**Short exercise**:
The listing must be reproduced in full, exactly as it stands.

════════

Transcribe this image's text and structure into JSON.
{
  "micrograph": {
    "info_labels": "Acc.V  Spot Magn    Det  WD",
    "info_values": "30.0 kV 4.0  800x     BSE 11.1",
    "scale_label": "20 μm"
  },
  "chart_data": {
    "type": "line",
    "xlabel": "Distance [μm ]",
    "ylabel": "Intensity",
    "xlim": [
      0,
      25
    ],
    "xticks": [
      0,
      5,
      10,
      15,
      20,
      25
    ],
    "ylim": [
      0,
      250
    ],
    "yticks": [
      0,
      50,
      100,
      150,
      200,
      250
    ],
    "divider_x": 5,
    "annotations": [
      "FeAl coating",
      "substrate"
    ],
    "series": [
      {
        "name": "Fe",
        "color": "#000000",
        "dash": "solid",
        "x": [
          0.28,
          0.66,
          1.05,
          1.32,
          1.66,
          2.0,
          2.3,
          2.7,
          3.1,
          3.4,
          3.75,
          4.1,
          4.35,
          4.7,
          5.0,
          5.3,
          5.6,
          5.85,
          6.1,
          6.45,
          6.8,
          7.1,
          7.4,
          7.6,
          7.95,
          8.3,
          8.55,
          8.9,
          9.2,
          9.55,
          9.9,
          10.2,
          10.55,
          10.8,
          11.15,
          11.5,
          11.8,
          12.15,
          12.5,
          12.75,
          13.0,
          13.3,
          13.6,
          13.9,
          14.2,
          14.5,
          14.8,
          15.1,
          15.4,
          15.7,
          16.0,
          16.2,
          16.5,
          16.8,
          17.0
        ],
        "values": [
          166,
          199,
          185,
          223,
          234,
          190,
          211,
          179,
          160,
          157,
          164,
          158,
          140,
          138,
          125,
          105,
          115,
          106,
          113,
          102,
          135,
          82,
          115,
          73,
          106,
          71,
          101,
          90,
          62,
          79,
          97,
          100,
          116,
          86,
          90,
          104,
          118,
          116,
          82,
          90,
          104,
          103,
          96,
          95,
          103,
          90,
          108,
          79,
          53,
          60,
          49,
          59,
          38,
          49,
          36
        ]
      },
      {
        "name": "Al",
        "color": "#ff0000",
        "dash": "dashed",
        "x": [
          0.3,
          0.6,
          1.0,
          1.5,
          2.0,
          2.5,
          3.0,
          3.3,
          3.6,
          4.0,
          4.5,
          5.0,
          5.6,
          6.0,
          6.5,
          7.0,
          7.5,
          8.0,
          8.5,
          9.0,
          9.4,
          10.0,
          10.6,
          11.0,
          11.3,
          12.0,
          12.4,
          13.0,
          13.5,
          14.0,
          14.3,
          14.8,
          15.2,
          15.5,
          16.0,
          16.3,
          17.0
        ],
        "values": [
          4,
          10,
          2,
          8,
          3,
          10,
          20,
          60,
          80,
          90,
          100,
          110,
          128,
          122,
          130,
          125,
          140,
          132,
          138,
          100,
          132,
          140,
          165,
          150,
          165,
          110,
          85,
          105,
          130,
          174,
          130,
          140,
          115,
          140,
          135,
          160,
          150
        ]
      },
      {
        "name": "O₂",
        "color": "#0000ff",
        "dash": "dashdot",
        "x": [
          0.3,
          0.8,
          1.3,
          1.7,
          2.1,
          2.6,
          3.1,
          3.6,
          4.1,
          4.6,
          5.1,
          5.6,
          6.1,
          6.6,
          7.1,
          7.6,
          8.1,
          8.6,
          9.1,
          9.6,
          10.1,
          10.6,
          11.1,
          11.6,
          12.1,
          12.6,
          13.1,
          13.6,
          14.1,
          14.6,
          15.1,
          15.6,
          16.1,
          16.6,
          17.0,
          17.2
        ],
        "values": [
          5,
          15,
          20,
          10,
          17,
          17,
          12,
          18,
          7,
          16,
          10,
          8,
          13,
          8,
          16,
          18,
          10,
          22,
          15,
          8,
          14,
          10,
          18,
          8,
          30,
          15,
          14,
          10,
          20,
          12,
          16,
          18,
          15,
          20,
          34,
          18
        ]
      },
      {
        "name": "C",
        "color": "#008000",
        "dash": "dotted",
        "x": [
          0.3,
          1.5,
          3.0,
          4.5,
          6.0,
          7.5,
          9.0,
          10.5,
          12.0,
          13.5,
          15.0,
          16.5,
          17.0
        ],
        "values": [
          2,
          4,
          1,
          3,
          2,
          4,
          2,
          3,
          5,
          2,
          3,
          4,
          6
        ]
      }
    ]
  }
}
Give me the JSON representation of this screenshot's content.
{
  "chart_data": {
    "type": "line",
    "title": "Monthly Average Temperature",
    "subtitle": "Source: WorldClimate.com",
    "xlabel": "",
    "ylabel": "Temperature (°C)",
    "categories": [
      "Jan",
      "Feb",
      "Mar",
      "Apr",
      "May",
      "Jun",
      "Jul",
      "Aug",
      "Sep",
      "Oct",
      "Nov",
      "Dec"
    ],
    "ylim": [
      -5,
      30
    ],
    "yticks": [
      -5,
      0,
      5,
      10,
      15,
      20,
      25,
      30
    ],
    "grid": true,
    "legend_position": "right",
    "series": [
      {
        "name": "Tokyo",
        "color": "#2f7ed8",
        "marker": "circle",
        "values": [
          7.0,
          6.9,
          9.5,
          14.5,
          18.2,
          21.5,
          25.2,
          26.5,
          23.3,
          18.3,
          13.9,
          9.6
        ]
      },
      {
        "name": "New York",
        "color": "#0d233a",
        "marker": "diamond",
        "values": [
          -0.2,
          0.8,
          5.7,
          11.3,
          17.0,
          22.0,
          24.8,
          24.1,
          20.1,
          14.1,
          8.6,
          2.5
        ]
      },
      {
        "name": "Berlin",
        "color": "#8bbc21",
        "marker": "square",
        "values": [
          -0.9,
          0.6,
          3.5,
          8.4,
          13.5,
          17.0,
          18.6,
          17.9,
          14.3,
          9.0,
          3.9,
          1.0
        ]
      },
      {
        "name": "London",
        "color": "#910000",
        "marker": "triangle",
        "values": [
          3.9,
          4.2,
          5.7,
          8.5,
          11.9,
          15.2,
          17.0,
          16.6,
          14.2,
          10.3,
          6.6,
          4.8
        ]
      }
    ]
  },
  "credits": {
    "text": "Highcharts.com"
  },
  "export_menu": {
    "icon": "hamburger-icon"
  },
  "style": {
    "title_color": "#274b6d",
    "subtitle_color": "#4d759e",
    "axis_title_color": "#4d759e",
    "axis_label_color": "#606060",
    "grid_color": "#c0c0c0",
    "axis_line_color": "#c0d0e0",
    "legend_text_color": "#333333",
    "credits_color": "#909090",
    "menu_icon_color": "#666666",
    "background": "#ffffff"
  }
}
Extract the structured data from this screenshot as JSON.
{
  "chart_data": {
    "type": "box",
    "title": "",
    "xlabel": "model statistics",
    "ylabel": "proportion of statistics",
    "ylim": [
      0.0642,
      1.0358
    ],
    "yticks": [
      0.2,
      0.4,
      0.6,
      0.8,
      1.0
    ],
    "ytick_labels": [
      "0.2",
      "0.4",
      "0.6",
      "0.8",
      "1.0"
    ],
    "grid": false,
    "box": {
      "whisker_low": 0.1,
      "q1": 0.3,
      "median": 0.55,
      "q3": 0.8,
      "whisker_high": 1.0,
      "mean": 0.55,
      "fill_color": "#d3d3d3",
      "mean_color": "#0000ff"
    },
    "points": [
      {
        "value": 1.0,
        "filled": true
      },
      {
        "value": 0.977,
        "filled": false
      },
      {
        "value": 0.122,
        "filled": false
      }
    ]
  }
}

════════

**Answer for the task**:
Transcribe this image's text and structure into JSON.
{
  "micrograph": {
    "info_labels": "Acc.V  Spot Magn    Det  WD",
    "info_values": "30.0 kV 4.0  800x     BSE 11.1",
    "scale_label": "20 μm"
  },
  "chart_data": {
    "type": "line",
    "xlabel": "Distance [μm ]",
    "ylabel": "Intensity",
    "xlim": [
      0,
      25
    ],
    "xticks": [
      0,
      5,
      10,
      15,
      20,
      25
    ],
    "ylim": [
      0,
      250
    ],
    "yticks": [
      0,
      50,
      100,
      150,
      200,
      250
    ],
    "divider_x": 5,
    "annotations": [
      "FeAl coating",
      "substrate"
    ],
    "series": [
      {
        "name": "Fe",
        "color": "#000000",
        "dash": "solid",
        "x": [
          0.28,
          0.66,
          1.05,
          1.32,
          1.66,
          2.0,
          2.3,
          2.7,
          3.1,
          3.4,
          3.75,
          4.1,
          4.35,
          4.7,
          5.0,
          5.3,
          5.6,
          5.85,
          6.1,
          6.45,
          6.8,
          7.1,
          7.4,
          7.6,
          7.95,
          8.3,
          8.55,
          8.9,
          9.2,
          9.55,
          9.9,
          10.2,
          10.55,
          10.8,
          11.15,
          11.5,
          11.8,
          12.15,
          12.5,
          12.75,
          13.0,
          13.3,
          13.6,
          13.9,
          14.2,
          14.5,
          14.8,
          15.1,
          15.4,
          15.7,
          16.0,
          16.2,
          16.5,
          16.8,
          17.0
        ],
        "values": [
          166,
          199,
          185,
          223,
          234,
          190,
          211,
          179,
          160,
          157,
          164,
          158,
          140,
          138,
          125,
          105,
          115,
          106,
          113,
          102,
          135,
          82,
          115,
          73,
          106,
          71,
          101,
          90,
          62,
          79,
          97,
          100,
          116,
          86,
          90,
          104,
          118,
          116,
          82,
          90,
          104,
          103,
          96,
          95,
          103,
          90,
          108,
          79,
          53,
          60,
          49,
          59,
          38,
          49,
          36
        ]
      },
      {
        "name": "Al",
        "color": "#ff0000",
        "dash": "dashed",
        "x": [
          0.3,
          0.6,
          1.0,
          1.5,
          2.0,
          2.5,
          3.0,
          3.3,
          3.6,
          4.0,
          4.5,
          5.0,
          5.6,
          6.0,
          6.5,
          7.0,
          7.5,
          8.0,
          8.5,
          9.0,
          9.4,
          10.0,
          10.6,
          11.0,
          11.3,
          12.0,
          12.4,
          13.0,
          13.5,
          14.0,
          14.3,
          14.8,
          15.2,
          15.5,
          16.0,
          16.3,
          17.0
        ],
        "values": [
          4,
          10,
          2,
          8,
          3,
          10,
          20,
          60,
          80,
          90,
          100,
          110,
          128,
          122,
          130,
          125,
          140,
          132,
          138,
          100,
          132,
          140,
          165,
          150,
          165,
          110,
          85,
          105,
          130,
          174,
          130,
          140,
          115,
          140,
          135,
          160,
          150
        ]
      },
      {
        "name": "O₂",
        "color": "#0000ff",
        "dash": "dashdot",
        "x": [
          0.3,
          0.8,
          1.3,
          1.7,
          2.1,
          2.6,
          3.1,
          3.6,
          4.1,
          4.6,
          5.1,
          5.6,
          6.1,
          6.6,
          7.1,
          7.6,
          8.1,
          8.6,
          9.1,
          9.6,
          10.1,
          10.6,
          11.1,
          11.6,
          12.1,
          12.6,
          13.1,
          13.6,
          14.1,
          14.6,
          15.1,
          15.6,
          16.1,
          16.6,
          17.0,
          17.2
        ],
        "values": [
          5,
          15,
          20,
          10,
          17,
          17,
          12,
          18,
          7,
          16,
          10,
          8,
          13,
          8,
          16,
          18,
          10,
          22,
          15,
          8,
          14,
          10,
          18,
          8,
          30,
          15,
          14,
          10,
          20,
          12,
          16,
          18,
          15,
          20,
          34,
          18
        ]
      },
      {
        "name": "C",
        "color": "#008000",
        "dash": "dotted",
        "x": [
          0.3,
          1.5,
          3.0,
          4.5,
          6.0,
          7.5,
          9.0,
          10.5,
          12.0,
          13.5,
          15.0,
          16.5,
          17.0
        ],
        "values": [
          2,
          4,
          1,
          3,
          2,
          4,
          2,
          3,
          5,
          2,
          3,
          4,
          6
        ]
      }
    ]
  }
}
Give me the JSON representation of this screenshot's content.
{
  "chart_data": {
    "type": "line",
    "title": "Monthly Average Temperature",
    "subtitle": "Source: WorldClimate.com",
    "xlabel": "",
    "ylabel": "Temperature (°C)",
    "categories": [
      "Jan",
      "Feb",
      "Mar",
      "Apr",
      "May",
      "Jun",
      "Jul",
      "Aug",
      "Sep",
      "Oct",
      "Nov",
      "Dec"
    ],
    "ylim": [
      -5,
      30
    ],
    "yticks": [
      -5,
      0,
      5,
      10,
      15,
      20,
      25,
      30
    ],
    "grid": true,
    "legend_position": "right",
    "series": [
      {
        "name": "Tokyo",
        "color": "#2f7ed8",
        "marker": "circle",
        "values": [
          7.0,
          6.9,
          9.5,
          14.5,
          18.2,
          21.5,
          25.2,
          26.5,
          23.3,
          18.3,
          13.9,
          9.6
        ]
      },
      {
        "name": "New York",
        "color": "#0d233a",
        "marker": "diamond",
        "values": [
          -0.2,
          0.8,
          5.7,
          11.3,
          17.0,
          22.0,
          24.8,
          24.1,
          20.1,
          14.1,
          8.6,
          2.5
        ]
      },
      {
        "name": "Berlin",
        "color": "#8bbc21",
        "marker": "square",
        "values": [
          -0.9,
          0.6,
          3.5,
          8.4,
          13.5,
          17.0,
          18.6,
          17.9,
          14.3,
          9.0,
          3.9,
          1.0
        ]
      },
      {
        "name": "London",
        "color": "#910000",
        "marker": "triangle",
        "values": [
          3.9,
          4.2,
          5.7,
          8.5,
          11.9,
          15.2,
          17.0,
          16.6,
          14.2,
          10.3,
          6.6,
          4.8
        ]
      }
    ]
  },
  "credits": {
    "text": "Highcharts.com"
  },
  "export_menu": {
    "icon": "hamburger-icon"
  },
  "style": {
    "title_color": "#274b6d",
    "subtitle_color": "#4d759e",
    "axis_title_color": "#4d759e",
    "axis_label_color": "#606060",
    "grid_color": "#c0c0c0",
    "axis_line_color": "#c0d0e0",
    "legend_text_color": "#333333",
    "credits_color": "#909090",
    "menu_icon_color": "#666666",
    "background": "#ffffff"
  }
}
Extract the structured data from this screenshot as JSON.
{
  "chart_data": {
    "type": "box",
    "title": "",
    "xlabel": "model statistics",
    "ylabel": "proportion of statistics",
    "ylim": [
      0.0642,
      1.0358
    ],
    "yticks": [
      0.2,
      0.4,
      0.6,
      0.8,
      1.0
    ],
    "ytick_labels": [
      "0.2",
      "0.4",
      "0.6",
      "0.8",
      "1.0"
    ],
    "grid": false,
    "box": {
      "whisker_low": 0.1,
      "q1": 0.3,
      "median": 0.55,
      "q3": 0.8,
      "whisker_high": 1.0,
      "mean": 0.55,
      "fill_color": "#d3d3d3",
      "mean_color": "#0000ff"
    },
    "points": [
      {
        "value": 1.0,
        "filled": true
      },
      {
        "value": 0.977,
        "filled": false
      },
      {
        "value": 0.122,
        "filled": false
      }
    ]
  }
}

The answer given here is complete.